CONSIGNES DE L'EXERCICE>
Modifiez l'ensemble du listing en remplaçant partout « manuscript-line » par « handwritten-line », sans rien changer d'autre. Omettez les images dans la réponse.

DONNÉES DE TRAVAIL>
=======
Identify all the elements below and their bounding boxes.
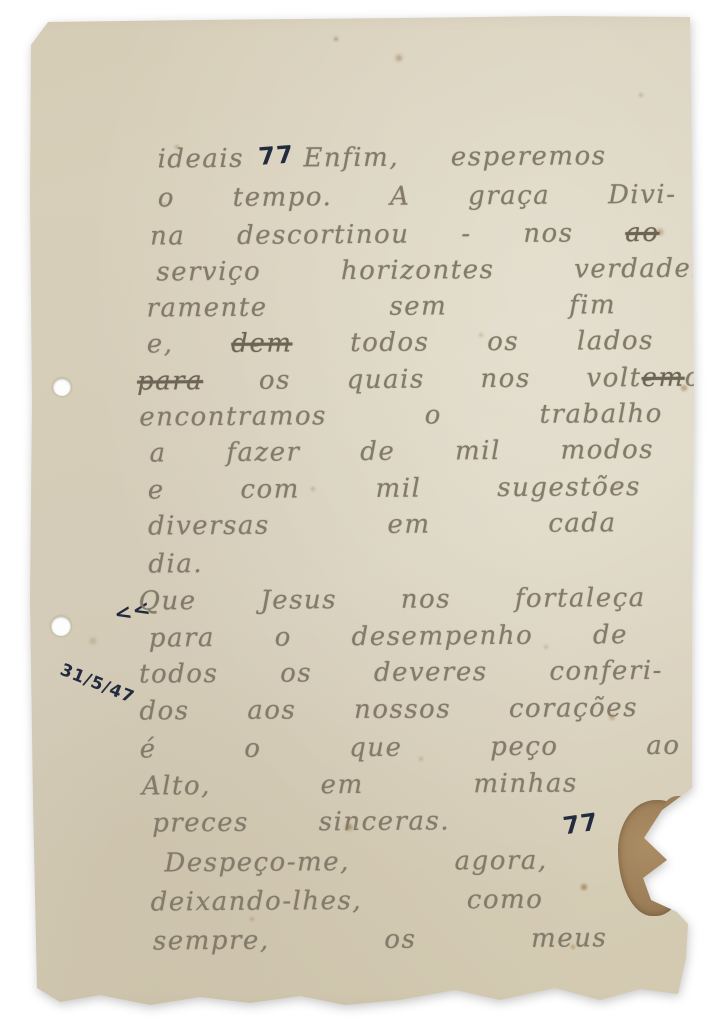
line-text: os, bbox=[685, 362, 723, 392]
photograph-background: << 31/5/47 77 ideais77Enfim, esperemos o… bbox=[0, 0, 723, 1024]
struck-word: dem bbox=[231, 328, 292, 358]
manuscript-line: Despeço-me, agora, bbox=[164, 846, 547, 879]
manuscript-line: sempre, os meus bbox=[153, 923, 607, 956]
manuscript-line: e, dem todos os lados bbox=[147, 326, 654, 360]
paper-sheet: << 31/5/47 77 ideais77Enfim, esperemos o… bbox=[0, 0, 723, 1024]
line-text: e, bbox=[147, 329, 232, 360]
manuscript-line: ideais77Enfim, esperemos bbox=[157, 141, 606, 174]
manuscript-line: o tempo. A graça Divi- bbox=[158, 180, 677, 214]
struck-word: para bbox=[137, 366, 203, 396]
line-text: é o que peço ao bbox=[140, 731, 681, 765]
handwritten-text: ideais77Enfim, esperemos o tempo. A graç… bbox=[0, 0, 723, 1024]
manuscript-line: dos aos nossos corações bbox=[139, 693, 638, 726]
line-text: na descortinou - nos bbox=[150, 218, 625, 251]
manuscript-line: serviço horizontes verdadei- bbox=[156, 254, 711, 288]
struck-word: ao bbox=[625, 218, 659, 248]
line-text: deixando-lhes, como bbox=[151, 885, 544, 918]
line-text: serviço horizontes verdadei- bbox=[156, 254, 711, 288]
line-text: Alto, em minhas bbox=[142, 768, 578, 801]
manuscript-line: Que Jesus nos fortaleça bbox=[139, 583, 646, 617]
manuscript-line: para os quais nos voltemos, bbox=[137, 362, 723, 396]
struck-word: em bbox=[641, 363, 684, 393]
manuscript-line: Alto, em minhas bbox=[142, 768, 578, 801]
line-text: o tempo. A graça Divi- bbox=[158, 180, 677, 214]
line-text: a fazer de mil modos bbox=[149, 435, 654, 469]
manuscript-line: é o que peço ao bbox=[140, 731, 681, 765]
manuscript-line: preces sinceras. bbox=[152, 806, 450, 838]
line-text: ideais bbox=[157, 144, 244, 175]
manuscript-page: << 31/5/47 77 ideais77Enfim, esperemos o… bbox=[0, 0, 723, 1024]
ink-insert-mark: 77 bbox=[257, 140, 294, 171]
foxing-spots bbox=[0, 0, 2, 2]
line-text: dos aos nossos corações bbox=[139, 693, 638, 726]
manuscript-line: encontramos o trabalho bbox=[139, 399, 663, 433]
line-text: Despeço-me, agora, bbox=[164, 846, 547, 879]
line-text: para o desempenho de bbox=[149, 620, 628, 653]
line-text: Que Jesus nos fortaleça bbox=[139, 583, 646, 617]
manuscript-line: deixando-lhes, como bbox=[151, 885, 544, 918]
line-text: sempre, os meus bbox=[153, 923, 607, 956]
manuscript-line: dia. bbox=[148, 549, 203, 579]
manuscript-line: na descortinou - nos ao bbox=[150, 218, 660, 252]
manuscript-line: e com mil sugestões bbox=[148, 472, 641, 505]
manuscript-line: ramente sem fim bbox=[146, 290, 616, 323]
manuscript-line: para o desempenho de bbox=[149, 620, 628, 653]
line-text: Enfim, esperemos bbox=[303, 141, 606, 173]
line-text: diversas em cada bbox=[148, 508, 617, 541]
manuscript-line: diversas em cada bbox=[148, 508, 617, 541]
line-text: dia. bbox=[148, 549, 203, 579]
line-text: encontramos o trabalho bbox=[139, 399, 663, 433]
line-text: todos os deveres conferi- bbox=[139, 656, 663, 690]
manuscript-line: a fazer de mil modos bbox=[149, 435, 654, 469]
line-text: os quais nos volt bbox=[203, 363, 642, 396]
line-text: todos os lados bbox=[292, 326, 654, 359]
line-text: e com mil sugestões bbox=[148, 472, 641, 505]
line-text: preces sinceras. bbox=[152, 806, 450, 838]
manuscript-line: todos os deveres conferi- bbox=[139, 656, 663, 690]
line-text: ramente sem fim bbox=[146, 290, 616, 323]
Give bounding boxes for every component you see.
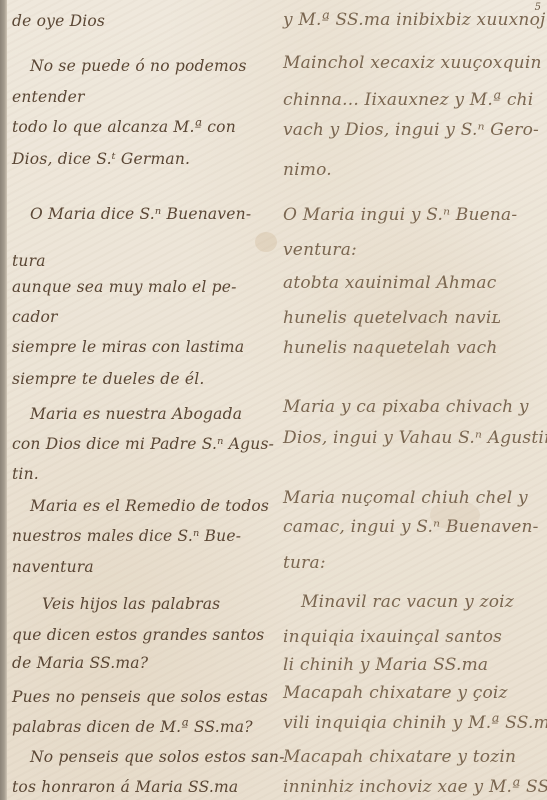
text-line: atobta xauinimal Ahmac [283, 273, 496, 293]
text-line: que dicen estos grandes santos [12, 626, 264, 644]
text-line: vili inquiqia chinih y M.ª SS.ma [283, 713, 547, 733]
manuscript-page: 5 de oye Dios No se puede ó no podemos e… [0, 0, 547, 800]
text-line: Maria y ca pixaba chivach y [283, 397, 529, 417]
text-line: hunelis quetelvach naviʟ [283, 308, 501, 328]
text-line: de Maria SS.ma? [12, 654, 148, 672]
text-line: aunque sea muy malo el pe- [12, 278, 237, 296]
paper-stain [255, 232, 277, 252]
text-line: nimo. [283, 160, 332, 180]
text-line: O Maria dice S.ⁿ Buenaven- [12, 205, 251, 223]
text-line: No penseis que solos estos san- [12, 748, 285, 766]
text-line: tura: [283, 553, 326, 573]
text-line: entender [12, 88, 85, 106]
text-line: chinna... Iixauxnez y M.ª chi [283, 90, 533, 110]
text-line: naventura [12, 558, 94, 576]
text-line: tura [12, 252, 46, 270]
text-line: cador [12, 308, 58, 326]
text-line: todo lo que alcanza M.ª con [12, 118, 236, 136]
text-line: Maria es nuestra Abogada [12, 405, 242, 423]
text-line: Minavil rac vacun y zoiz [283, 592, 514, 612]
text-line: tos honraron á Maria SS.ma [12, 778, 238, 796]
text-line: Veis hijos las palabras [12, 595, 220, 613]
text-line: de oye Dios [12, 12, 105, 30]
text-line: camac, ingui y S.ⁿ Buenaven- [283, 517, 539, 537]
text-line: siempre te dueles de él. [12, 370, 205, 388]
text-line: O Maria ingui y S.ⁿ Buena- [283, 205, 517, 225]
text-line: Pues no penseis que solos estas [12, 688, 268, 706]
text-line: hunelis naquetelah vach [283, 338, 498, 358]
text-line: inninhiz inchoviz xae y M.ª SS.ma [283, 777, 547, 797]
text-line: siempre le miras con lastima [12, 338, 244, 356]
book-binding-edge [0, 0, 7, 800]
text-line: palabras dicen de M.ª SS.ma? [12, 718, 253, 736]
text-line: Macapah chixatare y tozin [283, 747, 516, 767]
text-line: nuestros males dice S.ⁿ Bue- [12, 527, 241, 545]
text-line: ventura: [283, 240, 357, 260]
text-line: Mainchol xecaxiz xuuçoxquin [283, 53, 542, 73]
text-line: Dios, dice S.ᵗ German. [12, 150, 190, 168]
text-line: Macapah chixatare y çoiz [283, 683, 508, 703]
text-line: con Dios dice mi Padre S.ⁿ Agus- [12, 435, 274, 453]
text-line: Dios, ingui y Vahau S.ⁿ Agustin [283, 428, 547, 448]
text-line: li chinih y Maria SS.ma [283, 655, 488, 675]
text-line: No se puede ó no podemos [12, 57, 247, 75]
text-line: tin. [12, 465, 39, 483]
text-line: Maria nuçomal chiuh chel y [283, 488, 528, 508]
text-line: Maria es el Remedio de todos [12, 497, 269, 515]
text-line: vach y Dios, ingui y S.ⁿ Gero- [283, 120, 539, 140]
text-line: inquiqia ixauinçal santos [283, 627, 502, 647]
text-line: y M.ª SS.ma inibixbiz xuuxnoj Dios [283, 10, 547, 30]
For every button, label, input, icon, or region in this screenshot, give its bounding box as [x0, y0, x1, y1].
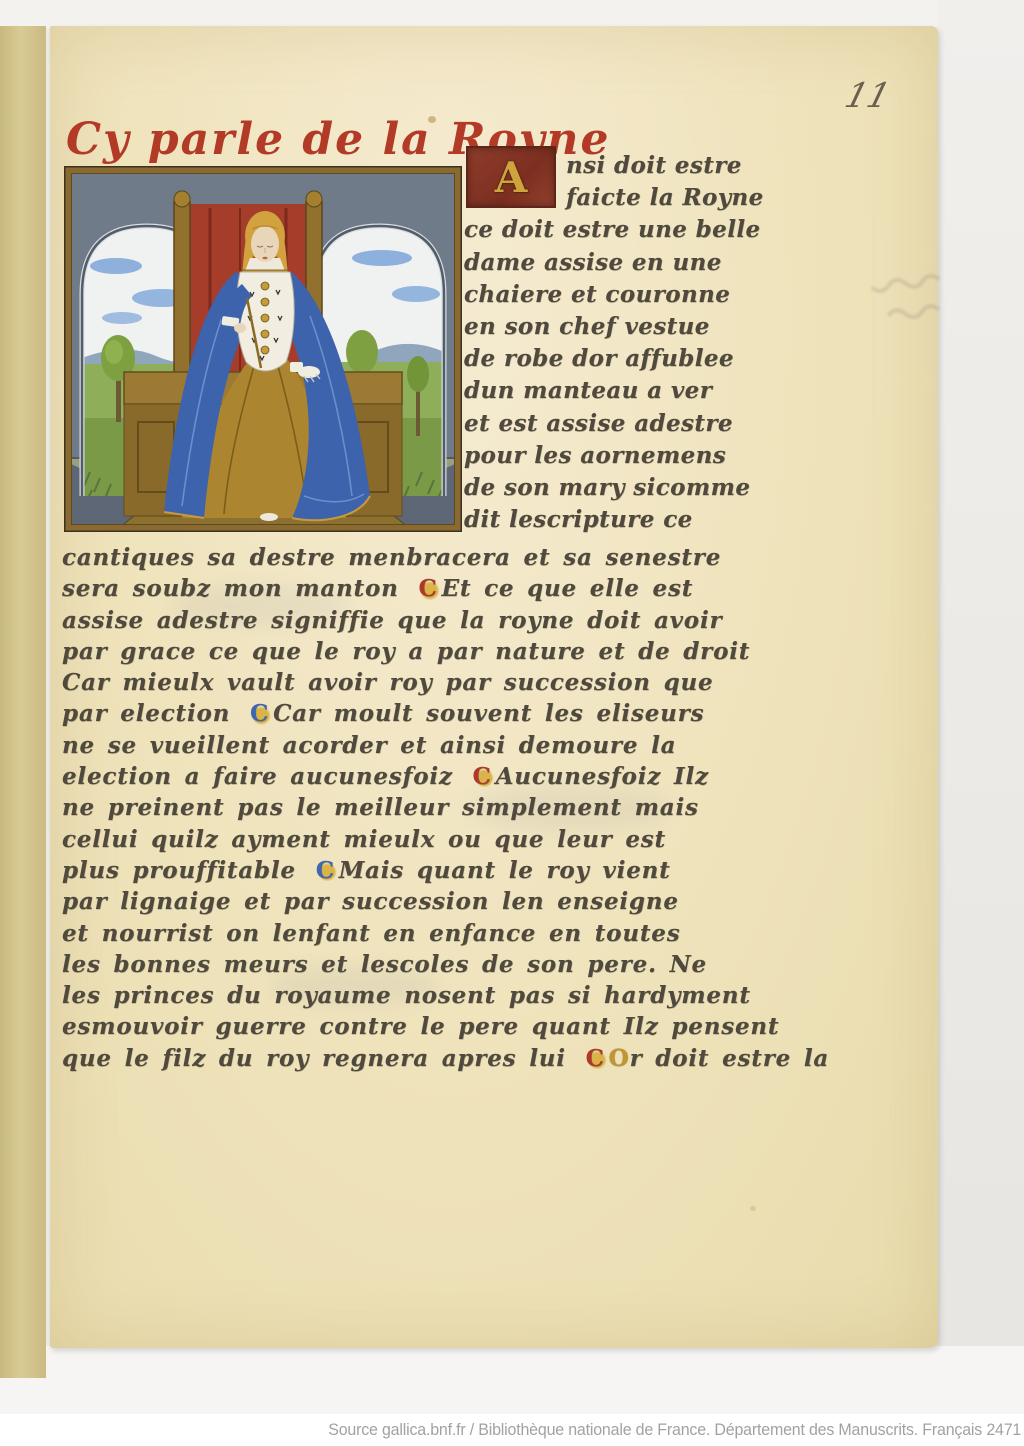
=======
CORRIGÉ DE L'EXERCICE>
Identify all the elements below and their bounding boxes.
line-text: os, bbox=[685, 362, 723, 392]
photograph-background: << 31/5/47 77 ideais77Enfim, esperemos o… bbox=[0, 0, 723, 1024]
struck-word: dem bbox=[231, 328, 292, 358]
handwritten-line: Despeço-me, agora, bbox=[164, 846, 547, 879]
handwritten-line: sempre, os meus bbox=[153, 923, 607, 956]
handwritten-line: e, dem todos os lados bbox=[147, 326, 654, 360]
paper-sheet: << 31/5/47 77 ideais77Enfim, esperemos o… bbox=[0, 0, 723, 1024]
line-text: e, bbox=[147, 329, 232, 360]
handwritten-line: ideais77Enfim, esperemos bbox=[157, 141, 606, 174]
handwritten-line: o tempo. A graça Divi- bbox=[158, 180, 677, 214]
struck-word: para bbox=[137, 366, 203, 396]
line-text: é o que peço ao bbox=[140, 731, 681, 765]
handwritten-text: ideais77Enfim, esperemos o tempo. A graç… bbox=[0, 0, 723, 1024]
handwritten-line: dos aos nossos corações bbox=[139, 693, 638, 726]
line-text: na descortinou - nos bbox=[150, 218, 625, 251]
handwritten-line: serviço horizontes verdadei- bbox=[156, 254, 711, 288]
struck-word: ao bbox=[625, 218, 659, 248]
line-text: deixando-lhes, como bbox=[151, 885, 544, 918]
line-text: serviço horizontes verdadei- bbox=[156, 254, 711, 288]
line-text: Alto, em minhas bbox=[142, 768, 578, 801]
handwritten-line: Que Jesus nos fortaleça bbox=[139, 583, 646, 617]
handwritten-line: para os quais nos voltemos, bbox=[137, 362, 723, 396]
struck-word: em bbox=[641, 363, 684, 393]
handwritten-line: Alto, em minhas bbox=[142, 768, 578, 801]
line-text: o tempo. A graça Divi- bbox=[158, 180, 677, 214]
line-text: a fazer de mil modos bbox=[149, 435, 654, 469]
handwritten-line: é o que peço ao bbox=[140, 731, 681, 765]
handwritten-line: preces sinceras. bbox=[152, 806, 450, 838]
line-text: ideais bbox=[157, 144, 244, 175]
manuscript-page: << 31/5/47 77 ideais77Enfim, esperemos o… bbox=[0, 0, 723, 1024]
ink-insert-mark: 77 bbox=[257, 140, 294, 171]
foxing-spots bbox=[0, 0, 2, 2]
line-text: dos aos nossos corações bbox=[139, 693, 638, 726]
handwritten-line: encontramos o trabalho bbox=[139, 399, 663, 433]
line-text: Despeço-me, agora, bbox=[164, 846, 547, 879]
line-text: para o desempenho de bbox=[149, 620, 628, 653]
line-text: Que Jesus nos fortaleça bbox=[139, 583, 646, 617]
handwritten-line: deixando-lhes, como bbox=[151, 885, 544, 918]
line-text: sempre, os meus bbox=[153, 923, 607, 956]
handwritten-line: dia. bbox=[148, 549, 203, 579]
handwritten-line: na descortinou - nos ao bbox=[150, 218, 660, 252]
handwritten-line: e com mil sugestões bbox=[148, 472, 641, 505]
handwritten-line: ramente sem fim bbox=[146, 290, 616, 323]
handwritten-line: para o desempenho de bbox=[149, 620, 628, 653]
line-text: Enfim, esperemos bbox=[303, 141, 606, 173]
line-text: diversas em cada bbox=[148, 508, 617, 541]
handwritten-line: diversas em cada bbox=[148, 508, 617, 541]
line-text: dia. bbox=[148, 549, 203, 579]
line-text: encontramos o trabalho bbox=[139, 399, 663, 433]
line-text: todos os deveres conferi- bbox=[139, 656, 663, 690]
handwritten-line: a fazer de mil modos bbox=[149, 435, 654, 469]
line-text: os quais nos volt bbox=[203, 363, 642, 396]
line-text: todos os lados bbox=[292, 326, 654, 359]
line-text: e com mil sugestões bbox=[148, 472, 641, 505]
line-text: preces sinceras. bbox=[152, 806, 450, 838]
handwritten-line: todos os deveres conferi- bbox=[139, 656, 663, 690]
line-text: ramente sem fim bbox=[146, 290, 616, 323]
Give bounding boxes for every component you see.
text-line: atobta xauinimal Ahmac [283, 273, 496, 293]
text-line: que dicen estos grandes santos [12, 626, 264, 644]
text-line: vili inquiqia chinih y M.ª SS.ma [283, 713, 547, 733]
manuscript-page: 5 de oye Dios No se puede ó no podemos e… [0, 0, 547, 800]
text-line: Maria y ca pixaba chivach y [283, 397, 529, 417]
text-line: hunelis quetelvach naviʟ [283, 308, 501, 328]
text-line: de Maria SS.ma? [12, 654, 148, 672]
text-line: aunque sea muy malo el pe- [12, 278, 237, 296]
paper-stain [255, 232, 277, 252]
text-line: nimo. [283, 160, 332, 180]
text-line: O Maria dice S.ⁿ Buenaven- [12, 205, 251, 223]
text-line: No penseis que solos estos san- [12, 748, 285, 766]
text-line: tura: [283, 553, 326, 573]
text-line: entender [12, 88, 85, 106]
text-line: chinna... Iixauxnez y M.ª chi [283, 90, 533, 110]
text-line: naventura [12, 558, 94, 576]
text-line: tura [12, 252, 46, 270]
text-line: cador [12, 308, 58, 326]
text-line: todo lo que alcanza M.ª con [12, 118, 236, 136]
text-line: Maria es nuestra Abogada [12, 405, 242, 423]
text-line: Minavil rac vacun y zoiz [283, 592, 514, 612]
text-line: tos honraron á Maria SS.ma [12, 778, 238, 796]
text-line: Veis hijos las palabras [12, 595, 220, 613]
text-line: de oye Dios [12, 12, 105, 30]
text-line: camac, ingui y S.ⁿ Buenaven- [283, 517, 539, 537]
text-line: siempre te dueles de él. [12, 370, 205, 388]
text-line: O Maria ingui y S.ⁿ Buena- [283, 205, 517, 225]
text-line: Pues no penseis que solos estas [12, 688, 268, 706]
text-line: hunelis naquetelah vach [283, 338, 498, 358]
text-line: inninhiz inchoviz xae y M.ª SS.ma [283, 777, 547, 797]
text-line: siempre le miras con lastima [12, 338, 244, 356]
book-binding-edge [0, 0, 7, 800]
text-line: palabras dicen de M.ª SS.ma? [12, 718, 253, 736]
text-line: Macapah chixatare y tozin [283, 747, 516, 767]
text-line: nuestros males dice S.ⁿ Bue- [12, 527, 241, 545]
text-line: ventura: [283, 240, 357, 260]
text-line: Mainchol xecaxiz xuuçoxquin [283, 53, 542, 73]
text-line: Dios, dice S.ᵗ German. [12, 150, 190, 168]
text-line: Macapah chixatare y çoiz [283, 683, 508, 703]
text-line: con Dios dice mi Padre S.ⁿ Agus- [12, 435, 274, 453]
text-line: Dios, ingui y Vahau S.ⁿ Agustin [283, 428, 547, 448]
text-line: li chinih y Maria SS.ma [283, 655, 488, 675]
text-line: No se puede ó no podemos [12, 57, 247, 75]
text-line: tin. [12, 465, 39, 483]
text-line: Maria nuçomal chiuh chel y [283, 488, 528, 508]
text-line: Maria es el Remedio de todos [12, 497, 269, 515]
text-line: vach y Dios, ingui y S.ⁿ Gero- [283, 120, 539, 140]
text-line: inquiqia ixauinçal santos [283, 627, 502, 647]
text-line: y M.ª SS.ma inibixbiz xuuxnoj Dios [283, 10, 547, 30]
For every button, label, input, icon, or region in this screenshot, give its bounding box as [x0, y0, x1, y1].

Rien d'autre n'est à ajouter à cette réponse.